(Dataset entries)
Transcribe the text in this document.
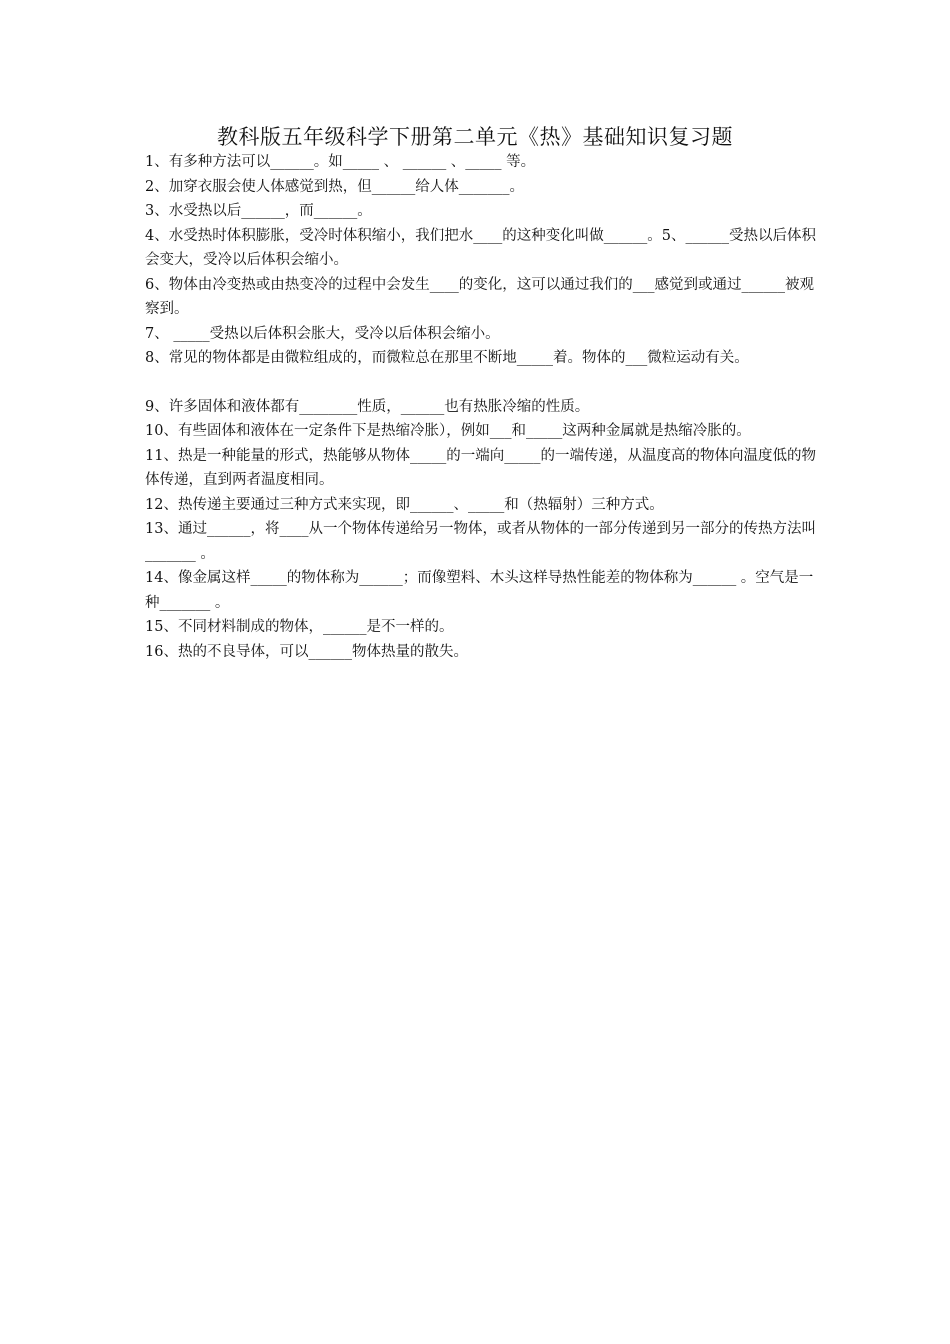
教科版五年级科学下册第二单元《热》基础知识复习题

1、有多种方法可以______。如_____ 、 ______ 、_____ 等。

2、加穿衣服会使人体感觉到热，但______给人体_______。

3、水受热以后______，而______。

4、水受热时体积膨胀，受冷时体积缩小，我们把水____的这种变化叫做______。5、______受热以后体积会变大，受冷以后体积会缩小。

6、物体由冷变热或由热变冷的过程中会发生____的变化，这可以通过我们的___感觉到或通过______被观察到。

7、 _____受热以后体积会胀大，受冷以后体积会缩小。

8、常见的物体都是由微粒组成的，而微粒总在那里不断地_____着。物体的___微粒运动有关。

9、许多固体和液体都有________性质，______也有热胀冷缩的性质。

10、有些固体和液体在一定条件下是热缩冷胀），例如___和_____这两种金属就是热缩冷胀的。

11、热是一种能量的形式，热能够从物体_____的一端向_____的一端传递，从温度高的物体向温度低的物体传递，直到两者温度相同。

12、热传递主要通过三种方式来实现，即______、_____和（热辐射）三种方式。

13、通过______，将____从一个物体传递给另一物体，或者从物体的一部分传递到另一部分的传热方法叫_______ 。

14、像金属这样_____的物体称为______；而像塑料、木头这样导热性能差的物体称为______ 。空气是一种_______ 。

15、不同材料制成的物体，______是不一样的。

16、热的不良导体，可以______物体热量的散失。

### GIVEN INSTRUCTION
Copy every line in the entries above that has the string "受冷以后体积会缩小" in it.

### THE RESULT
4、水受热时体积膨胀，受冷时体积缩小，我们把水____的这种变化叫做______。5、______受热以后体积会变大，受冷以后体积会缩小。
7、 _____受热以后体积会胀大，受冷以后体积会缩小。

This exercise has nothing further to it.